__Listed records__:

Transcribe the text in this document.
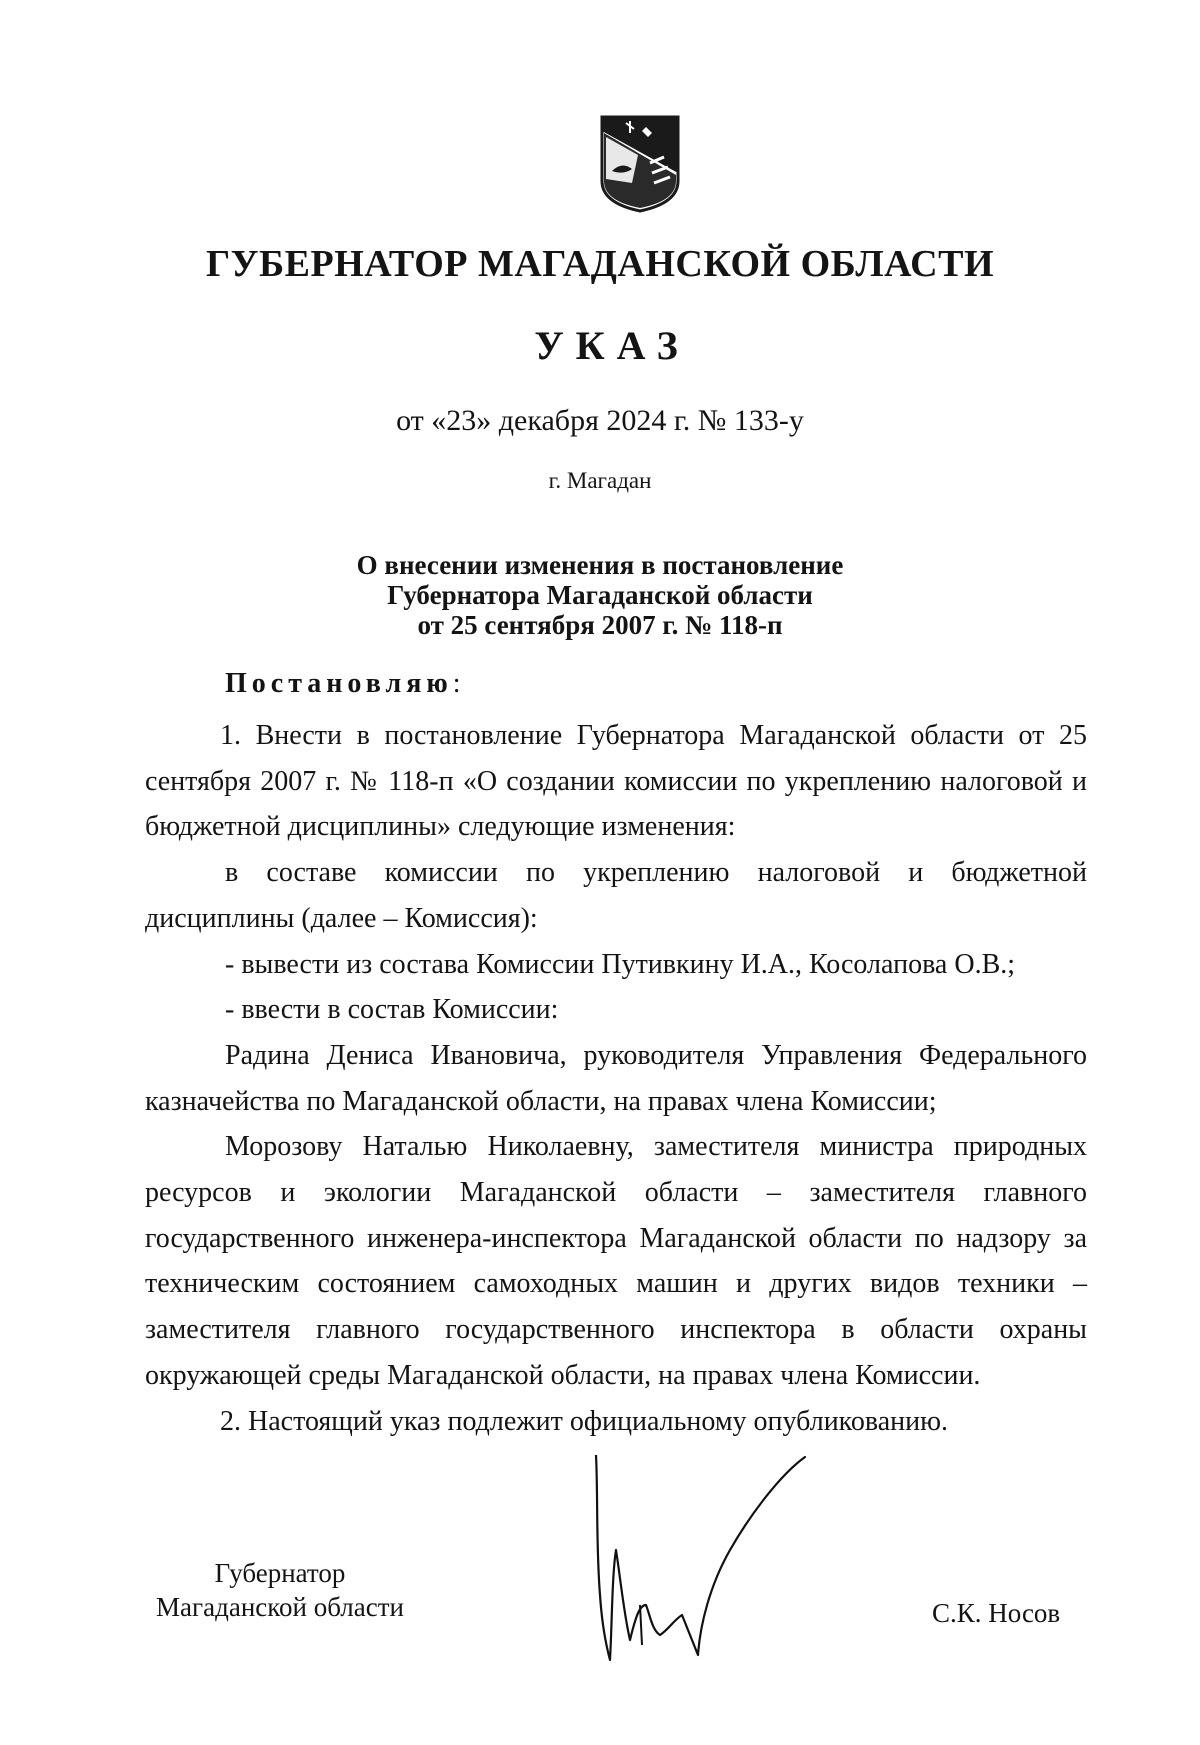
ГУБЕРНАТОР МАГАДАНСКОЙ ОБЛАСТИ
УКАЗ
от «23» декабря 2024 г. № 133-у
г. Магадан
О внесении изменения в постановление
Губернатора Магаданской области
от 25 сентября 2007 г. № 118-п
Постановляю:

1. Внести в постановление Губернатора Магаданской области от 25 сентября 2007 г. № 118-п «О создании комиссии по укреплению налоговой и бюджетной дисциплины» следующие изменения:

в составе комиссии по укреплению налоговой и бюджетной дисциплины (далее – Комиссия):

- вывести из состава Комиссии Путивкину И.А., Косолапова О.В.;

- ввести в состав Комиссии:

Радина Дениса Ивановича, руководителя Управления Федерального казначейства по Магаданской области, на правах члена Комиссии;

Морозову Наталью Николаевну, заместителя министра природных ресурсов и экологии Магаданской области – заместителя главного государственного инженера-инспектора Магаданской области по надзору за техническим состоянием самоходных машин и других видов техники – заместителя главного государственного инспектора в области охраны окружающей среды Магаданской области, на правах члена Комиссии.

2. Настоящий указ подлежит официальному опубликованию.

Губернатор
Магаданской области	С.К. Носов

==

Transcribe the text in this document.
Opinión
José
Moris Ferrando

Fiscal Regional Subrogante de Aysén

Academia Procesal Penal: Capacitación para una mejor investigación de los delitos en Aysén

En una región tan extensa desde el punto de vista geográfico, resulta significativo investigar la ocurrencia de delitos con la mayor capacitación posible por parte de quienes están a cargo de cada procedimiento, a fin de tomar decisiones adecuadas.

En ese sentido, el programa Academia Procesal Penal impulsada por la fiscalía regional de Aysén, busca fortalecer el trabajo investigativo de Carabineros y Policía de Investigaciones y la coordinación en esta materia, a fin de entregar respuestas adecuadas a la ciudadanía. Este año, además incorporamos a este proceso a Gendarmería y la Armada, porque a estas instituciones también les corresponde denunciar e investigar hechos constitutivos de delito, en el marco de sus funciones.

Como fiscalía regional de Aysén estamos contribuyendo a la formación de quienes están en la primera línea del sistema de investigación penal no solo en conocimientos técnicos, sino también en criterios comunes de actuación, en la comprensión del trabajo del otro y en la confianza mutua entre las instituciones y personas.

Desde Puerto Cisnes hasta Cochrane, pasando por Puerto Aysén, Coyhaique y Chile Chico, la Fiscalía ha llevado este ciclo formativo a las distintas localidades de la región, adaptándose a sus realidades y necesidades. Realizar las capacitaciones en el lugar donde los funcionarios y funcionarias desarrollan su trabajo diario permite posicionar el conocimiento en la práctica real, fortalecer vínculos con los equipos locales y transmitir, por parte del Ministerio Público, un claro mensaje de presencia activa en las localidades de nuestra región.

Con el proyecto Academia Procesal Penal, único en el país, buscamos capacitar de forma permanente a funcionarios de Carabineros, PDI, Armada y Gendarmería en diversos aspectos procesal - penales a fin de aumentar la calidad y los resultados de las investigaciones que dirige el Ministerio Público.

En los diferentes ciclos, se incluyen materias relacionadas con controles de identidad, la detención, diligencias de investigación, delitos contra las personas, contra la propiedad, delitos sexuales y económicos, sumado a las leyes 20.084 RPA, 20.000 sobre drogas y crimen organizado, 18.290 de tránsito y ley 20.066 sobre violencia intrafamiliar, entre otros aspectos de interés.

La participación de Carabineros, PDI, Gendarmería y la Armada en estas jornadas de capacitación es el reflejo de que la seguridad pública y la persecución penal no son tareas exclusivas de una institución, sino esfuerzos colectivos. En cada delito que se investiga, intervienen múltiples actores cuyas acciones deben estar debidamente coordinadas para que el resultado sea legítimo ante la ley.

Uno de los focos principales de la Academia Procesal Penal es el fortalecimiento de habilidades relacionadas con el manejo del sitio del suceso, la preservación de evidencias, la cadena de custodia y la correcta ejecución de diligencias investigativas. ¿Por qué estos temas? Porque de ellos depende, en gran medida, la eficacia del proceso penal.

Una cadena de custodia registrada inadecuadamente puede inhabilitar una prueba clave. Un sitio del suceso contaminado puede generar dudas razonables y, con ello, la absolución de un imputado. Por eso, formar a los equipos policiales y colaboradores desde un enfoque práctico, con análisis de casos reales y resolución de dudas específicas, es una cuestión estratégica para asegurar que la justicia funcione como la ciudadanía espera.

__Written request__: Collect each line above holding the string "налоговой".

__Answer to the problem__:
1. Внести в постановление Губернатора Магаданской области от 25 сентября 2007 г. № 118-п «О создании комиссии по укреплению налоговой и бюджетной дисциплины» следующие изменения:
в составе комиссии по укреплению налоговой и бюджетной дисциплины (далее – Комиссия):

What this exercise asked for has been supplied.